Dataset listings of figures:
▶

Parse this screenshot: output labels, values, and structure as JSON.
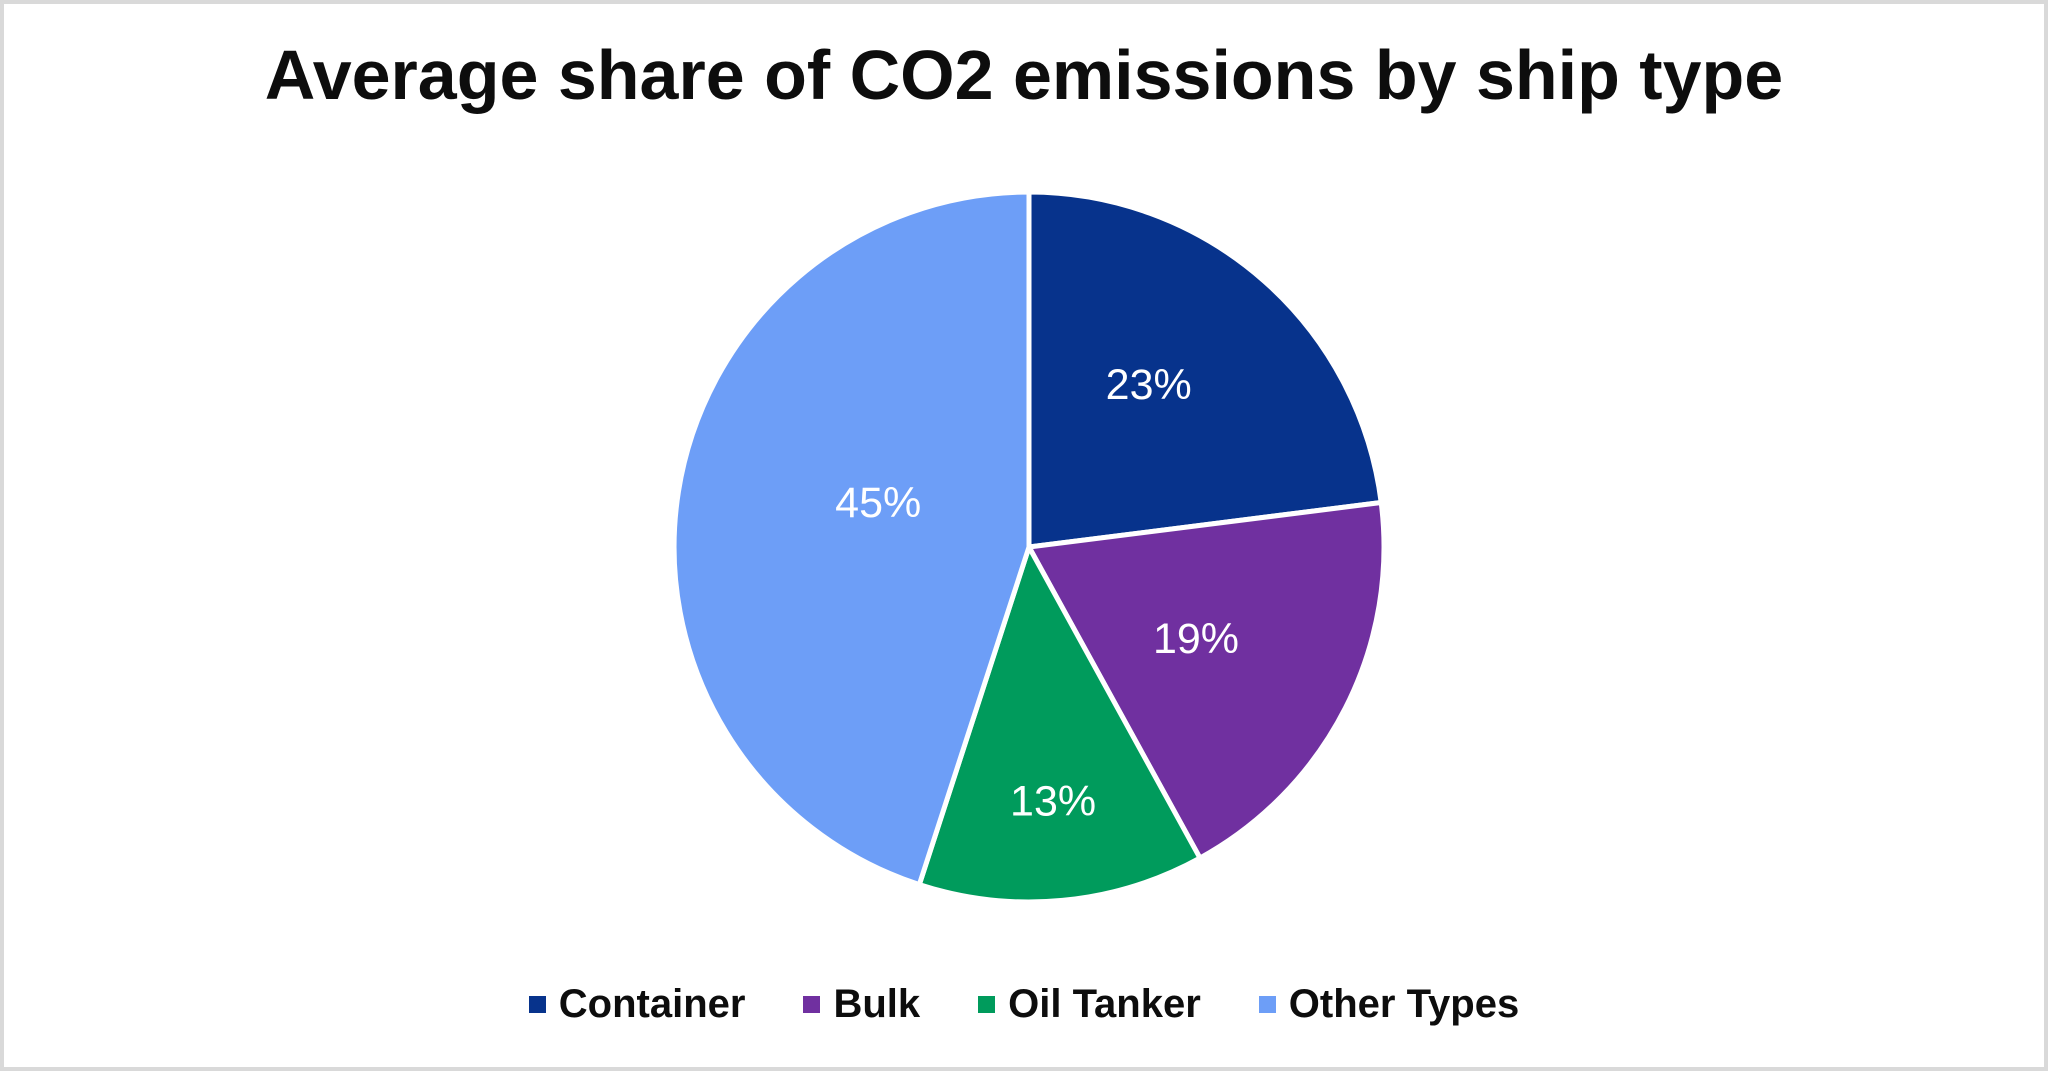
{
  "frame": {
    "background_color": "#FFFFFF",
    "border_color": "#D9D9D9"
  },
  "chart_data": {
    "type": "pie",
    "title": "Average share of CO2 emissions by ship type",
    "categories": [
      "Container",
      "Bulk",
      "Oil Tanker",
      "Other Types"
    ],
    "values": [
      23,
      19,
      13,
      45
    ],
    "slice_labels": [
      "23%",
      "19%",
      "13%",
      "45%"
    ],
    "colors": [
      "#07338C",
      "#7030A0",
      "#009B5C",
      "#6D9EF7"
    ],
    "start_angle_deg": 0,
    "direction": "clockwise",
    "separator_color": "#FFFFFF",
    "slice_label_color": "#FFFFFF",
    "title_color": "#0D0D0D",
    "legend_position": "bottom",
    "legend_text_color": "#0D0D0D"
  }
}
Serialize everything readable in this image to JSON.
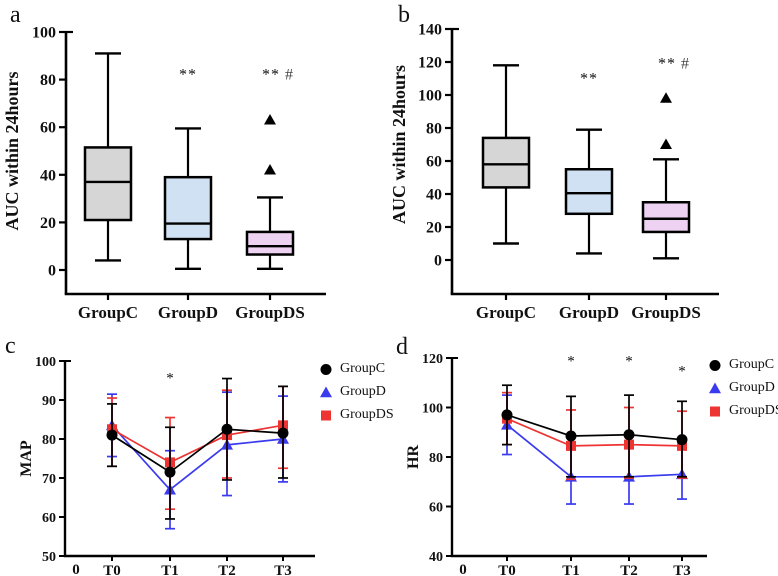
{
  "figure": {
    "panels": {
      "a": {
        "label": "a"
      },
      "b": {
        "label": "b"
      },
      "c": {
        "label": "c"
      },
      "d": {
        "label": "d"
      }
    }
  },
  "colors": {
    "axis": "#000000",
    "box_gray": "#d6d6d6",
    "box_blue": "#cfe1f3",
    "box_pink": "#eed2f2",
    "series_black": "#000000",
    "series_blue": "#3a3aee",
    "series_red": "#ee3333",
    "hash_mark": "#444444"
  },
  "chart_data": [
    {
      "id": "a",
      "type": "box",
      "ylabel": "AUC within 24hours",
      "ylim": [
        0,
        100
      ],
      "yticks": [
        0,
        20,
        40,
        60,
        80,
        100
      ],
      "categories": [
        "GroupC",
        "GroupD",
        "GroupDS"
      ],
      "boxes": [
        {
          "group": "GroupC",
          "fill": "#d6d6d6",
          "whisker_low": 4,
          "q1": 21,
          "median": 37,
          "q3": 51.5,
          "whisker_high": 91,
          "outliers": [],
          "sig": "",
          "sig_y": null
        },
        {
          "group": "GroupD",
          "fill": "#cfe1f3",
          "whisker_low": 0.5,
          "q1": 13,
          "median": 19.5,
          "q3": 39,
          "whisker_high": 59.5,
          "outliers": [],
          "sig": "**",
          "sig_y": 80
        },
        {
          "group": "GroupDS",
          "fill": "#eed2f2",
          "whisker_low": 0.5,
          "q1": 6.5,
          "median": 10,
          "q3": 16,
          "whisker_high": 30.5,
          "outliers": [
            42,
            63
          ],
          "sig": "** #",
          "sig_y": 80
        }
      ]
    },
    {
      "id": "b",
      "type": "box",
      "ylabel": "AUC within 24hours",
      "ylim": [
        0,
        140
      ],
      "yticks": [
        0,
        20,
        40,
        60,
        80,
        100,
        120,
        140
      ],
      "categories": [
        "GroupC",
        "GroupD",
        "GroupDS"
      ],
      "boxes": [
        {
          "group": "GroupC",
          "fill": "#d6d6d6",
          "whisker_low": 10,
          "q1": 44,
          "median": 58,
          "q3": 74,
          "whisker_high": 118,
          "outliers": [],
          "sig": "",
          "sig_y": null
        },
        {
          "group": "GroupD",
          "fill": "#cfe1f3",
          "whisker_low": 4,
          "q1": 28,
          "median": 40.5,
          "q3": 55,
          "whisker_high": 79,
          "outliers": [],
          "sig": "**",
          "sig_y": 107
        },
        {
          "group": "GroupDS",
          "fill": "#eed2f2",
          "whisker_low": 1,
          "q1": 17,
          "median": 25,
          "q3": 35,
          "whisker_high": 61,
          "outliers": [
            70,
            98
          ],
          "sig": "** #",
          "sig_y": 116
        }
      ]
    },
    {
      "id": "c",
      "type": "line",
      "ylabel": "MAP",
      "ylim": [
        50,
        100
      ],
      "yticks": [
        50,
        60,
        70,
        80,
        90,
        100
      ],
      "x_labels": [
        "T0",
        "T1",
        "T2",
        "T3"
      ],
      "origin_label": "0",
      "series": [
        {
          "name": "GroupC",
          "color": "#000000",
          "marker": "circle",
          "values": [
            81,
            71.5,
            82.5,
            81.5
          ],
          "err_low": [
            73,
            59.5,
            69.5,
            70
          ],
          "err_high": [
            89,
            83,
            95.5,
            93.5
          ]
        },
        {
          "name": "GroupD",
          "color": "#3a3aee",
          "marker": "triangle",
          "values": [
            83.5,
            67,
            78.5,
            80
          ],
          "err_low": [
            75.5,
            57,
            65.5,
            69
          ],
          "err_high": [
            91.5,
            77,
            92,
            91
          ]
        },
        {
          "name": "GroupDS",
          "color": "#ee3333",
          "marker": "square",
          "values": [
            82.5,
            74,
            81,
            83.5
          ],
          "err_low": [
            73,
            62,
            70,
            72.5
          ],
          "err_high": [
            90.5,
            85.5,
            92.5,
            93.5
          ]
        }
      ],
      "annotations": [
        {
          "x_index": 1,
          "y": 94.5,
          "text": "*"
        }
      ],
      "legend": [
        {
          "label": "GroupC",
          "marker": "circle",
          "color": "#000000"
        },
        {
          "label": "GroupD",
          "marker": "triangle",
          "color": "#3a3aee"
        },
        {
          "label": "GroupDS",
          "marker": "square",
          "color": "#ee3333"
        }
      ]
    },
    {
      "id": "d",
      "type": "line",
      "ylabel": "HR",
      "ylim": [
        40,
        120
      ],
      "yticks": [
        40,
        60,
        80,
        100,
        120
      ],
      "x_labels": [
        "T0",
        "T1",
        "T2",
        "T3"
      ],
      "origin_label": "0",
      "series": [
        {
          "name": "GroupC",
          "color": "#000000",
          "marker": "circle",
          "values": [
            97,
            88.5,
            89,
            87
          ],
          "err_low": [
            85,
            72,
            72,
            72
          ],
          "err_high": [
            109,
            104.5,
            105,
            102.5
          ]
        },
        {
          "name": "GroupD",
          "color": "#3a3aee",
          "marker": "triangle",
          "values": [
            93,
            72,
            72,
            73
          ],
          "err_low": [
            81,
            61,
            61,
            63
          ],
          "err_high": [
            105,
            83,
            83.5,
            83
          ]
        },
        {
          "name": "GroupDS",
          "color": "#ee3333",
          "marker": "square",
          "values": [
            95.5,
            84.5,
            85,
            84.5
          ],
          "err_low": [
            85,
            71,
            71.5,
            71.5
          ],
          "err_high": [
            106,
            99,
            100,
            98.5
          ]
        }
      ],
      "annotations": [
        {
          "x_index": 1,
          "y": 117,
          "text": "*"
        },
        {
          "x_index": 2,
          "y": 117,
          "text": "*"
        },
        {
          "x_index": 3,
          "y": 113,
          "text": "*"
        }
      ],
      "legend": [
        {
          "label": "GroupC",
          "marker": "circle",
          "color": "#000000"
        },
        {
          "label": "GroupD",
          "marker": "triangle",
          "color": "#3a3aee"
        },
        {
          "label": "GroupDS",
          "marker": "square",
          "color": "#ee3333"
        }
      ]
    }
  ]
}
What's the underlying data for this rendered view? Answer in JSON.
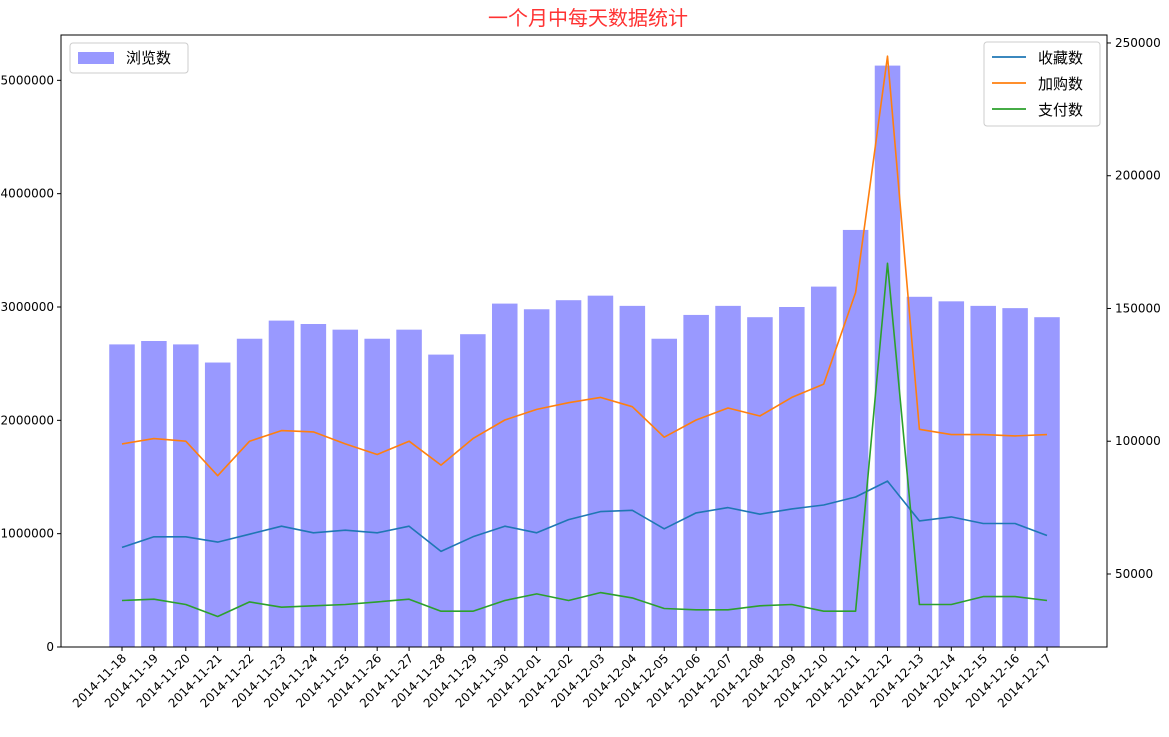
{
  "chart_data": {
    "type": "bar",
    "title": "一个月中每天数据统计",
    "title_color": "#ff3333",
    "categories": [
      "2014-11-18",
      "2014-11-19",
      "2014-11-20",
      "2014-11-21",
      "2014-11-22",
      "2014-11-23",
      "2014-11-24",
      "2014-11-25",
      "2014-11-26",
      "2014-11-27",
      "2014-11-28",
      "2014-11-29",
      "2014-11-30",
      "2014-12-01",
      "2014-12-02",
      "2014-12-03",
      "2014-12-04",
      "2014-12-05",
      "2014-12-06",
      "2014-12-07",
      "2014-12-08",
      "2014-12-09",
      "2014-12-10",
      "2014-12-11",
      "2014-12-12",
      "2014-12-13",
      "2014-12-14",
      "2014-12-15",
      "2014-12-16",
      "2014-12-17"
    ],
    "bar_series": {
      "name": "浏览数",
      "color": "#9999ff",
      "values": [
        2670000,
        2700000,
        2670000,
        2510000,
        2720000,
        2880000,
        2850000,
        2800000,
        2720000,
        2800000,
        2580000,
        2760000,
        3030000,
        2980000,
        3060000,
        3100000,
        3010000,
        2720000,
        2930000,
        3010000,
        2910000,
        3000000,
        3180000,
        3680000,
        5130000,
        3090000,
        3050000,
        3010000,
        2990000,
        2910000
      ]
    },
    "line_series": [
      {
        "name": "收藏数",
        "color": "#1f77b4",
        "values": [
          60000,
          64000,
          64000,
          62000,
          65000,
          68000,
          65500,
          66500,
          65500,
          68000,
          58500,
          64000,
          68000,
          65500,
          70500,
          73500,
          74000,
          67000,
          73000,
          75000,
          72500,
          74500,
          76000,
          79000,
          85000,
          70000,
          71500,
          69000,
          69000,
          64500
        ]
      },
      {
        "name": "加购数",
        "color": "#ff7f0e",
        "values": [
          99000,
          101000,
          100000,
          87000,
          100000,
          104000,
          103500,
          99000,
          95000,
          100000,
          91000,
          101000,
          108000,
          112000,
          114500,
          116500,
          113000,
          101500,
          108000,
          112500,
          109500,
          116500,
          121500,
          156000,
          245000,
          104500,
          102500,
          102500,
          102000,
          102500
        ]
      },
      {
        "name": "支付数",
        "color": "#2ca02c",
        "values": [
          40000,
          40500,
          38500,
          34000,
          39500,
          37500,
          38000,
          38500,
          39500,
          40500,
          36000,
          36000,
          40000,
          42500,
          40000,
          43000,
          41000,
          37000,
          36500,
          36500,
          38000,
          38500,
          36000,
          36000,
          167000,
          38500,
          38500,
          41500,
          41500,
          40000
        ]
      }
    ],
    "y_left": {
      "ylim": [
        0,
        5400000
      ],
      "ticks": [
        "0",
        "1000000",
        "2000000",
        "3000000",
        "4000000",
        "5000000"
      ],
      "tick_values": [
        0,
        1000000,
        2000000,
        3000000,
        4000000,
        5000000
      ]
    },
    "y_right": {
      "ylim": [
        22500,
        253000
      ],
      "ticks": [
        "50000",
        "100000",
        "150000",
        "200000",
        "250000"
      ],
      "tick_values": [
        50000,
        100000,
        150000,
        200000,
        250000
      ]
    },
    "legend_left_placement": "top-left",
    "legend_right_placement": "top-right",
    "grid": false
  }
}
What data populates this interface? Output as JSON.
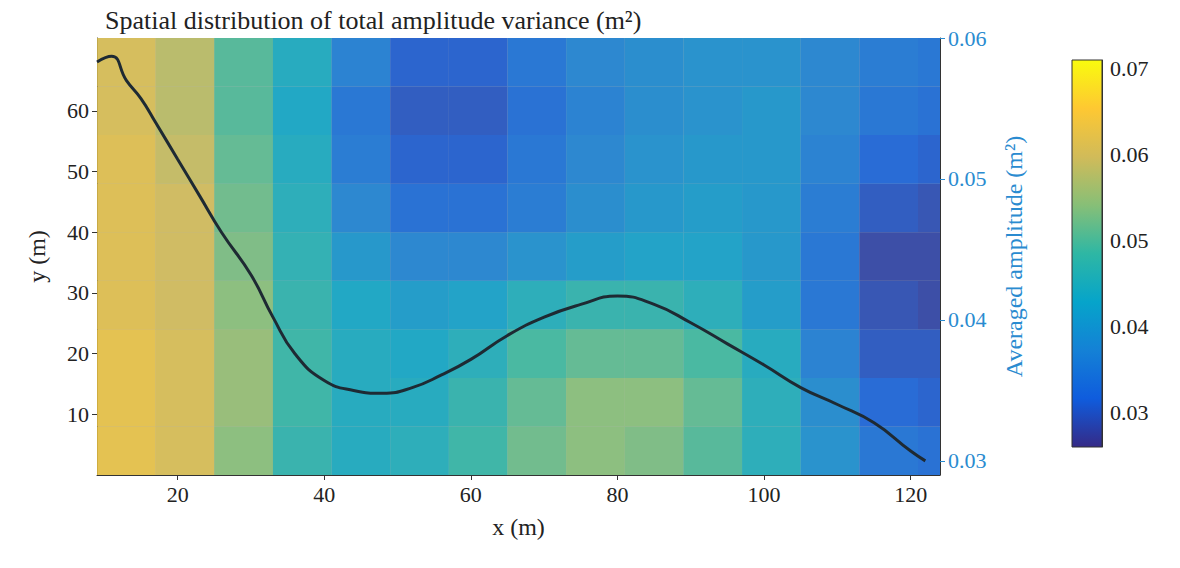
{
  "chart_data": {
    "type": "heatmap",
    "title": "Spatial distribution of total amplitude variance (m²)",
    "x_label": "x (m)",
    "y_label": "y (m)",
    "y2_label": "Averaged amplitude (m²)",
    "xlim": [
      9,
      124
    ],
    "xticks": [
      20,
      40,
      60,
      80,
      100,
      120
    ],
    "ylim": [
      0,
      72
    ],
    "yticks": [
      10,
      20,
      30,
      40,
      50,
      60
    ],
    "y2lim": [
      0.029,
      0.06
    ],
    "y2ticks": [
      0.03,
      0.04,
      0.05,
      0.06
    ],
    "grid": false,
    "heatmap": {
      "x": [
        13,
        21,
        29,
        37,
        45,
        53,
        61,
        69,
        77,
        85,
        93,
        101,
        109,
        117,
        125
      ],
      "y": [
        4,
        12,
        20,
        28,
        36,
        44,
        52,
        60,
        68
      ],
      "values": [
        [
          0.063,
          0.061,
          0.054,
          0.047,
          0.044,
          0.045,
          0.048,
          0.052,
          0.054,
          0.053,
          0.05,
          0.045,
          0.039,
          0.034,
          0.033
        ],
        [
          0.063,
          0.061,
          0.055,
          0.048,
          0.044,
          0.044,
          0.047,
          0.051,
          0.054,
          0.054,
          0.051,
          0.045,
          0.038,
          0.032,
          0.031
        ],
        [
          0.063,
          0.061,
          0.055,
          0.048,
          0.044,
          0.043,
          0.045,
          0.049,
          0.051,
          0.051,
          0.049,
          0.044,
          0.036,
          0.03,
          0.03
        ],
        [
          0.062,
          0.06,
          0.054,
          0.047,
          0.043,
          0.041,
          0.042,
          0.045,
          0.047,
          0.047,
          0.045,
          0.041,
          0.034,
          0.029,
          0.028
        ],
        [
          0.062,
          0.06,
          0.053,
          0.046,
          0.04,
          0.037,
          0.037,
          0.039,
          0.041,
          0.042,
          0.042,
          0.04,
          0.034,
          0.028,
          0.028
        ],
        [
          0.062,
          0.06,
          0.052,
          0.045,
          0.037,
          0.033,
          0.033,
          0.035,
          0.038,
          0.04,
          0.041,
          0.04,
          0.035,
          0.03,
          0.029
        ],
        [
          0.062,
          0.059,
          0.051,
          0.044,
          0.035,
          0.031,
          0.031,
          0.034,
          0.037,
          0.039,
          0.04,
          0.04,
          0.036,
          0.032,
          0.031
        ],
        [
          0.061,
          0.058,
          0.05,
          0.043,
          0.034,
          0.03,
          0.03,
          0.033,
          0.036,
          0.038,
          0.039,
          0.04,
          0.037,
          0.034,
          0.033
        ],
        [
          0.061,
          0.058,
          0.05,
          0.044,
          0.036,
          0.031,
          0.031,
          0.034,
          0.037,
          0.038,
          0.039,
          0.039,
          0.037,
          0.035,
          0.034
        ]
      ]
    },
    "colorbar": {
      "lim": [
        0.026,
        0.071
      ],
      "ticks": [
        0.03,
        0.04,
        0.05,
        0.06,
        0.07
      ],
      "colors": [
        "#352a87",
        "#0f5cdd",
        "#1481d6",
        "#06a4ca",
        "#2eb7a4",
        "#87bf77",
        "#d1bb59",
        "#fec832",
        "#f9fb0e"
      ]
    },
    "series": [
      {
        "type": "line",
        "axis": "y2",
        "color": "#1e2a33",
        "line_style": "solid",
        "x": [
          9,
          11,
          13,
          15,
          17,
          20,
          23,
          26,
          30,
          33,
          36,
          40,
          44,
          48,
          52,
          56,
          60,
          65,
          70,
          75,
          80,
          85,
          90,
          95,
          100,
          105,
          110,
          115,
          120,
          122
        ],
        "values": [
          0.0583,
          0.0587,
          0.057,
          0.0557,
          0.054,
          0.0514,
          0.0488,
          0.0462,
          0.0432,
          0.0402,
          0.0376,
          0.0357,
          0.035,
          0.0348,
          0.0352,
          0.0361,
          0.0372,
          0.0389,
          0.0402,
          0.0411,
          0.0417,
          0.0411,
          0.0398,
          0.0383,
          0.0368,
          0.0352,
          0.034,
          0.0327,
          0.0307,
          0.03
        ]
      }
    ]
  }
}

◀

§ GOAL
Wherever a line in the data above holds "JSON", copy that line.

§ FULL ANSWER
Parse this screenshot: output labels, values, and structure as JSON.
Serialize everything readable in this image to JSON.
What's the underlying data for this rendered view? Answer in JSON.
What data populates this interface? Output as JSON.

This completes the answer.